Мужчины кричали о пролетариате, коллективизме и измене наиболее выдающихся депутатов. M-lle Оклерк очень умна и понимает что дело идет не о пролетариате; и не о миллионерах, но о женщине; вообще, которая требует подобающих ей прав. На этом бы и следовало удержать всех. Вместо этого они рассуждали о политических тонкостях.
Мы были записаны, вотировали, внесли деньги, и т. д.
Вторник, 21 декабря. У меня нет больше шума в ушах и я слышу очень хорошо.
Четверг, 23 декабря. Так как было поздно, я оставила портрет и стала делать эскиз, потому что я постоянно ищу для Салона. Приезжает Жулиан и находит, что это очень красиво, тогда я иду провожать его в переднюю и спрашиваю, может ли это быть полезным для моего дела. Конечно очень хорошо, но только сюжет такой спокойный, подобающий молодой девушке, а он думал, что я выберу что-нибудь другое. И потом он упрекает меня чуть не в десятый раз, что я не делаю портрета m-me N. на большом полотне, в платье, одним словом для выставки. Надо вам сказать, что эта скучная вещь повторяется каждый раз при разговоре о Салоне. Но чтобы вы поняли впечатление, производимое на меня этим, надо вам сказать, что этот портрет мне; не нравится и не занимает меня; я сделала его только из одолжения, модель не имеет ничего захватывающего, я его сделала потому что я обещала в одну из минут излияния; эти идиотские излияния заставляют меня отдавать все, да еще ломать себе голову над вопросом, не могу ли чего-нибудь предложить и как доставить какое-нибудь удовольствие кому бы то ни было, всем на свете. И не думайте, что это случается со мною изредка! Почти всегда так, исключая только, если мне уж слишком надоедят… да и тогда тоже.

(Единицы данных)
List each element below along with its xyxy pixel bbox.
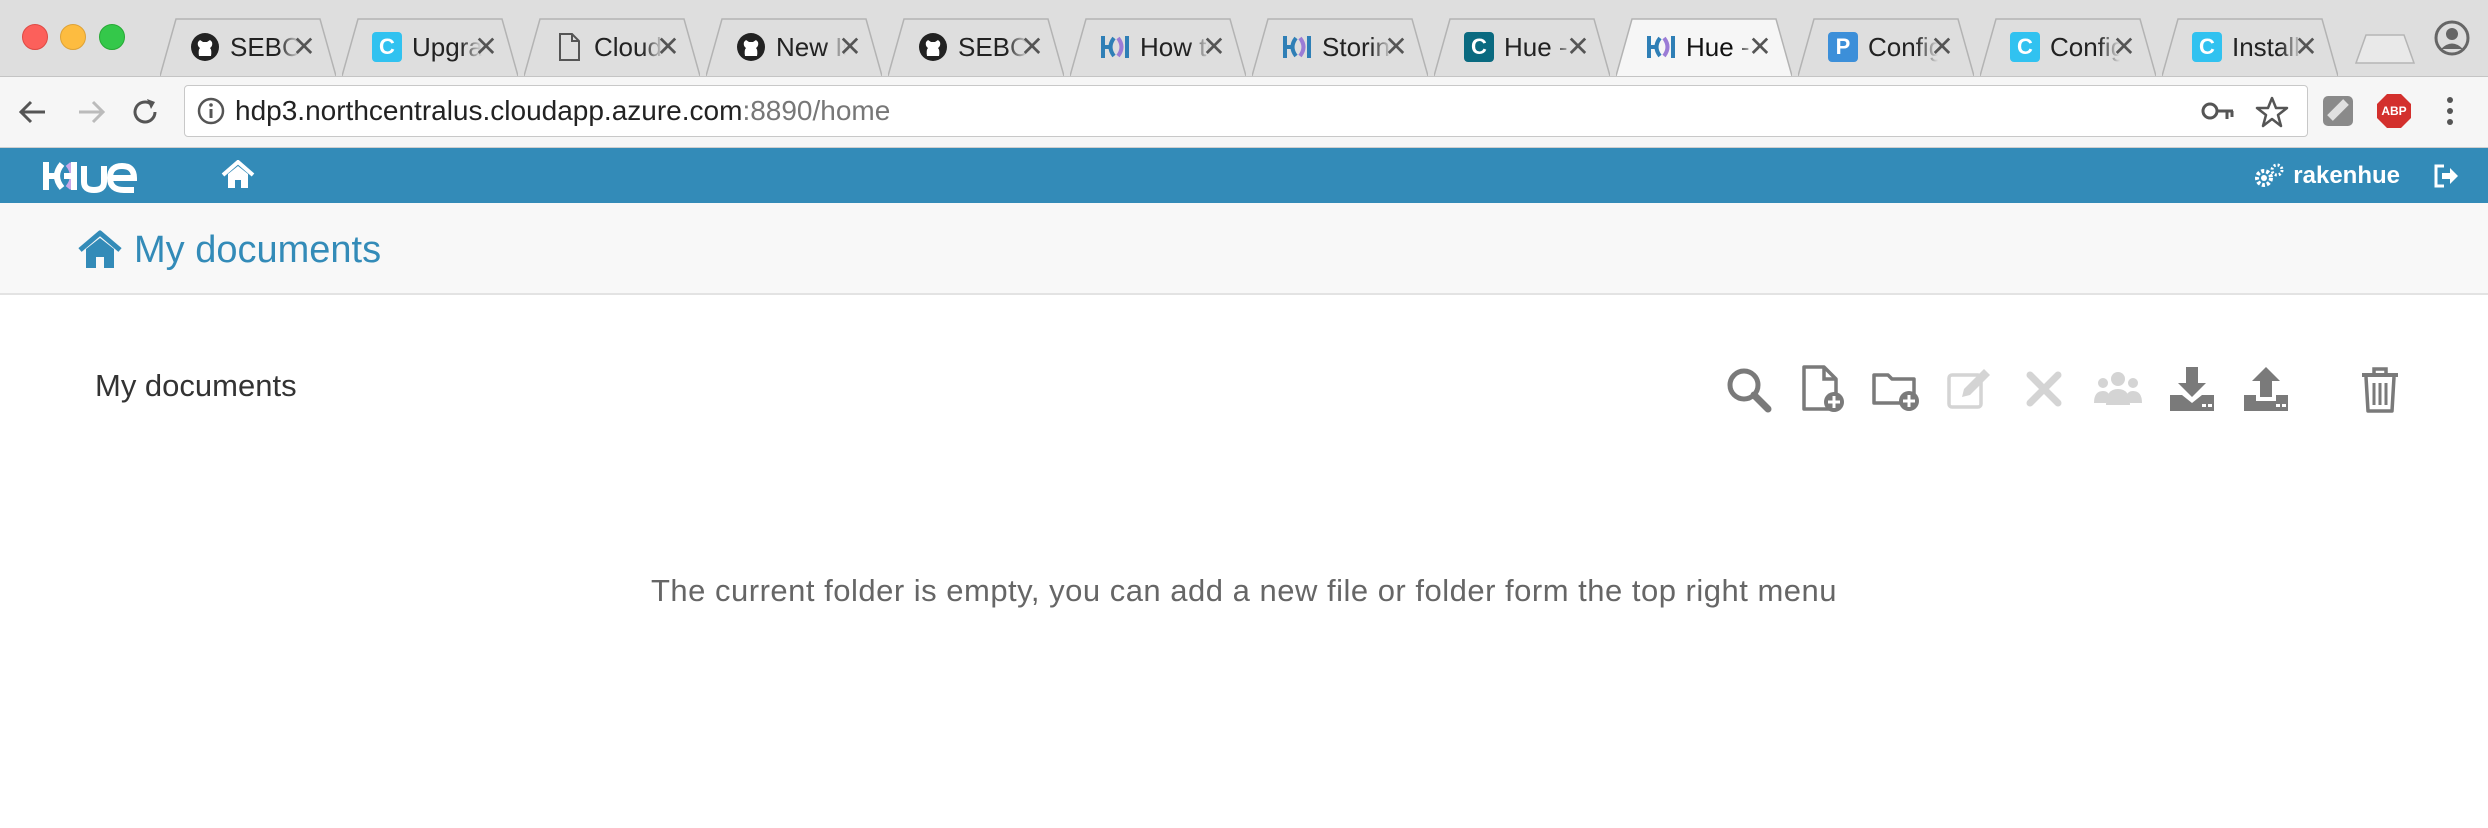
upload-button[interactable]	[2240, 362, 2292, 416]
reload-button[interactable]	[124, 91, 166, 133]
cloudera-dark-icon: C	[1464, 32, 1494, 62]
back-arrow-icon	[18, 100, 45, 124]
tab-close-icon[interactable]: ✕	[2292, 31, 2320, 63]
browser-tab[interactable]: Hue - \✕	[1616, 18, 1792, 76]
browser-tab[interactable]: SEBC/l✕	[160, 18, 336, 76]
download-button[interactable]	[2166, 362, 2218, 416]
delete-button[interactable]	[2018, 362, 2070, 416]
adblock-plus-icon[interactable]: ABP	[2376, 93, 2412, 129]
info-icon[interactable]	[197, 97, 225, 125]
cloudera-icon: C	[2192, 32, 2222, 62]
delete-x-icon	[2026, 371, 2062, 407]
user-menu[interactable]: rakenhue	[2253, 148, 2400, 203]
hue-navbar: rakenhue	[0, 148, 2488, 203]
browser-toolbar: hdp3.northcentralus.cloudapp.azure.com:8…	[0, 77, 2488, 148]
edit-icon	[1947, 369, 1990, 409]
logout-icon[interactable]	[2432, 162, 2460, 190]
tab-close-icon[interactable]: ✕	[836, 31, 864, 63]
browser-tab[interactable]: CUpgrad✕	[342, 18, 518, 76]
search-button[interactable]	[1722, 362, 1774, 416]
tab-close-icon[interactable]: ✕	[1382, 31, 1410, 63]
back-button[interactable]	[12, 91, 54, 133]
new-folder-icon	[1872, 373, 1919, 411]
tab-close-icon[interactable]: ✕	[1200, 31, 1228, 63]
page-title[interactable]: My documents	[78, 227, 381, 273]
forward-arrow-icon	[79, 100, 106, 124]
tab-close-icon[interactable]: ✕	[1928, 31, 1956, 63]
page-title-text: My documents	[134, 228, 382, 271]
url-path: :8890/home	[742, 95, 891, 126]
new-tab-button[interactable]	[2354, 34, 2416, 64]
reload-icon	[133, 99, 157, 124]
username: rakenhue	[2293, 161, 2400, 189]
browser-tab[interactable]: New Is✕	[706, 18, 882, 76]
hue-icon	[1100, 32, 1130, 62]
tab-close-icon[interactable]: ✕	[2110, 31, 2138, 63]
url-text[interactable]: hdp3.northcentralus.cloudapp.azure.com:8…	[235, 86, 890, 136]
hue-icon	[1282, 32, 1312, 62]
edit-button[interactable]	[1944, 362, 1996, 416]
github-icon	[736, 32, 766, 62]
profile-icon[interactable]	[2434, 20, 2470, 56]
extension-icon[interactable]	[2320, 93, 2356, 129]
chrome-menu-icon[interactable]	[2432, 93, 2468, 129]
browser-tab[interactable]: P Config ✕	[1798, 18, 1974, 76]
tab-close-icon[interactable]: ✕	[654, 31, 682, 63]
hue-icon	[1646, 32, 1676, 62]
browser-tab[interactable]: Storing✕	[1252, 18, 1428, 76]
home-icon[interactable]	[221, 160, 255, 190]
tab-close-icon[interactable]: ✕	[1018, 31, 1046, 63]
page-header: My documents	[0, 203, 2488, 295]
tab-close-icon[interactable]: ✕	[290, 31, 318, 63]
share-button[interactable]	[2092, 362, 2144, 416]
cloudera-icon: C	[2010, 32, 2040, 62]
gears-icon	[2255, 163, 2284, 187]
address-bar[interactable]: hdp3.northcentralus.cloudapp.azure.com:8…	[184, 85, 2308, 137]
cloudera-icon: C	[372, 32, 402, 62]
document-actions-toolbar	[0, 362, 2488, 418]
adblock-label: ABP	[2381, 104, 2407, 118]
trash-button[interactable]	[2354, 362, 2406, 416]
new-folder-button[interactable]	[1870, 362, 1922, 416]
github-icon	[190, 32, 220, 62]
download-icon	[2170, 367, 2214, 411]
new-document-icon	[1802, 365, 1844, 412]
browser-tab[interactable]: C Config ✕	[1980, 18, 2156, 76]
key-icon[interactable]	[2201, 99, 2235, 123]
upload-icon	[2244, 367, 2288, 411]
browser-tab[interactable]: SEBC/l✕	[888, 18, 1064, 76]
browser-tab[interactable]: C Installi ✕	[2162, 18, 2338, 76]
minimize-window-button[interactable]	[60, 24, 86, 50]
tab-close-icon[interactable]: ✕	[472, 31, 500, 63]
github-icon	[918, 32, 948, 62]
tab-close-icon[interactable]: ✕	[1746, 31, 1774, 63]
browser-tab[interactable]: How to✕	[1070, 18, 1246, 76]
maximize-window-button[interactable]	[99, 24, 125, 50]
home-icon	[78, 230, 122, 268]
hue-logo[interactable]	[42, 156, 158, 196]
bookmark-star-icon[interactable]	[2255, 95, 2289, 129]
tab-close-icon[interactable]: ✕	[1564, 31, 1592, 63]
forward-button[interactable]	[70, 91, 112, 133]
url-host: hdp3.northcentralus.cloudapp.azure.com	[235, 95, 743, 126]
p-icon: P	[1828, 32, 1858, 62]
close-window-button[interactable]	[22, 24, 48, 50]
empty-folder-message: The current folder is empty, you can add…	[650, 573, 1838, 608]
document-icon	[554, 32, 584, 62]
browser-tab[interactable]: Cloude✕	[524, 18, 700, 76]
new-document-button[interactable]	[1796, 362, 1848, 416]
search-action-icon	[1727, 368, 1772, 413]
share-users-icon	[2094, 372, 2142, 405]
trash-icon	[2362, 367, 2398, 413]
browser-tab[interactable]: CHue - (✕	[1434, 18, 1610, 76]
browser-tab-strip: SEBC/l✕CUpgrad✕Cloude✕New Is✕SEBC/l✕How …	[0, 0, 2488, 77]
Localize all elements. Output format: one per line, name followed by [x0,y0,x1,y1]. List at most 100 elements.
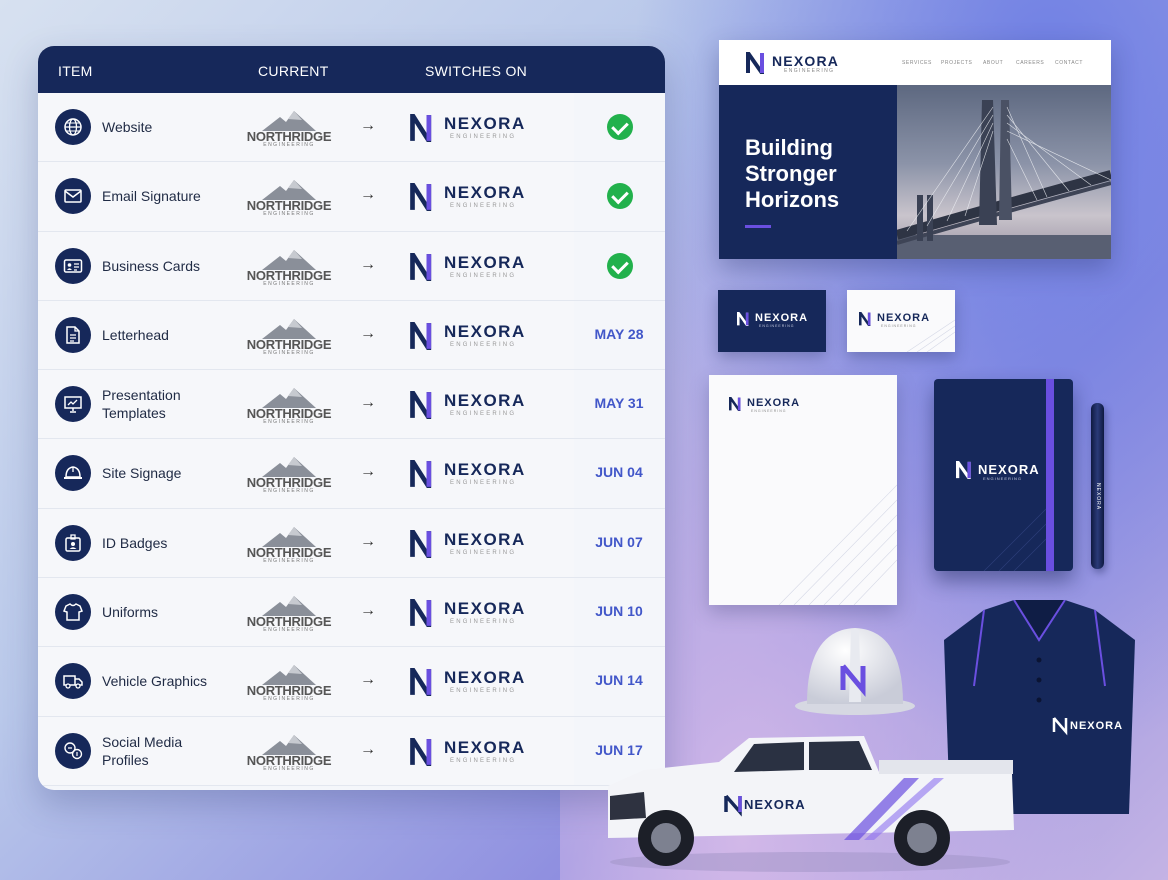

* Задание *
Процитируйте исходный текст, начиная со слов «Мужчины кричали о» и продолжая до слов «деньги, и т. д.» включительно.

* Полный ответ *
Мужчины кричали о пролетариате, коллективизме и измене наиболее выдающихся депутатов. M-lle Оклерк очень умна и понимает что дело идет не о пролетариате; и не о миллионерах, но о женщине; вообще, которая требует подобающих ей прав. На этом бы и следовало удержать всех. Вместо этого они рассуждали о политических тонкостях.
Мы были записаны, вотировали, внесли деньги, и т. д.